▶ [Written instruction] Write out every record in full, exactly as written, please.

▶ [Listed records]
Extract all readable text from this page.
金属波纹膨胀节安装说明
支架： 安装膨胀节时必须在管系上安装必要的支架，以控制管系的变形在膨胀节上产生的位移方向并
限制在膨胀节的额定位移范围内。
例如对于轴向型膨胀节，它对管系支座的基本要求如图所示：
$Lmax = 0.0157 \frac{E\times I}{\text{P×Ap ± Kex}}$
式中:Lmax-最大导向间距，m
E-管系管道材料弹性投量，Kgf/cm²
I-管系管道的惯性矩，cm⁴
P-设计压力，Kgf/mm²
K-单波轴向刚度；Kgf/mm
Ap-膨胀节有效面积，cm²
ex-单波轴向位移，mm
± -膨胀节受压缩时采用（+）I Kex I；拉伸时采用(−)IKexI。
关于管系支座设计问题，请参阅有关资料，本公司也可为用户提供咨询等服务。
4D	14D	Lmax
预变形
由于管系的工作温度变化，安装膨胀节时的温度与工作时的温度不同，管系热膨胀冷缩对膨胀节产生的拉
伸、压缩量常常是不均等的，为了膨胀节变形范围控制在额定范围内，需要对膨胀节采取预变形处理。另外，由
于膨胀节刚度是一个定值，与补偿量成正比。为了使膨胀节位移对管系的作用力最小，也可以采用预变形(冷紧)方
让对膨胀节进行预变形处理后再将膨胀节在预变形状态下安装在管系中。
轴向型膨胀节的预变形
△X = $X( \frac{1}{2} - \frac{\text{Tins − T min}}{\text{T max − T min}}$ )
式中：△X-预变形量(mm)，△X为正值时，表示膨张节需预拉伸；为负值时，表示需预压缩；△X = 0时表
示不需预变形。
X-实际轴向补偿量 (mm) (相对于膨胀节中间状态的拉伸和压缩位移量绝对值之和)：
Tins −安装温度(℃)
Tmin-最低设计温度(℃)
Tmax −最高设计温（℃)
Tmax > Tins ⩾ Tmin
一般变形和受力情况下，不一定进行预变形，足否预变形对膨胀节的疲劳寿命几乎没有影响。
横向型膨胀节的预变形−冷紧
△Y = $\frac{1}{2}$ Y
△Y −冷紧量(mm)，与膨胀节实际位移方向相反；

▶ [Full output]
Extract all readable text from this page.
金属波纹膨胀节安装说明
支架： 安装膨胀节时必须在管系上安装必要的支架，以控制管系的变形在膨胀节上产生的位移方向并
限制在膨胀节的额定位移范围内。
例如对于轴向型膨胀节，它对管系支座的基本要求如图所示：
$Lmax = 0.0157 \frac{E\times I}{\text{P×Ap ± Kex}}$
式中:Lmax-最大导向间距，m
E-管系管道材料弹性投量，Kgf/cm²
I-管系管道的惯性矩，cm⁴
P-设计压力，Kgf/mm²
K-单波轴向刚度；Kgf/mm
Ap-膨胀节有效面积，cm²
ex-单波轴向位移，mm
± -膨胀节受压缩时采用（+）I Kex I；拉伸时采用(−)IKexI。
关于管系支座设计问题，请参阅有关资料，本公司也可为用户提供咨询等服务。
4D	14D	Lmax
预变形
由于管系的工作温度变化，安装膨胀节时的温度与工作时的温度不同，管系热膨胀冷缩对膨胀节产生的拉
伸、压缩量常常是不均等的，为了膨胀节变形范围控制在额定范围内，需要对膨胀节采取预变形处理。另外，由
于膨胀节刚度是一个定值，与补偿量成正比。为了使膨胀节位移对管系的作用力最小，也可以采用预变形(冷紧)方
让对膨胀节进行预变形处理后再将膨胀节在预变形状态下安装在管系中。
轴向型膨胀节的预变形
△X = $X( \frac{1}{2} - \frac{\text{Tins − T min}}{\text{T max − T min}}$ )
式中：△X-预变形量(mm)，△X为正值时，表示膨张节需预拉伸；为负值时，表示需预压缩；△X = 0时表
示不需预变形。
X-实际轴向补偿量 (mm) (相对于膨胀节中间状态的拉伸和压缩位移量绝对值之和)：
Tins −安装温度(℃)
Tmin-最低设计温度(℃)
Tmax −最高设计温（℃)
Tmax > Tins ⩾ Tmin
一般变形和受力情况下，不一定进行预变形，足否预变形对膨胀节的疲劳寿命几乎没有影响。
横向型膨胀节的预变形−冷紧
△Y = $\frac{1}{2}$ Y
△Y −冷紧量(mm)，与膨胀节实际位移方向相反；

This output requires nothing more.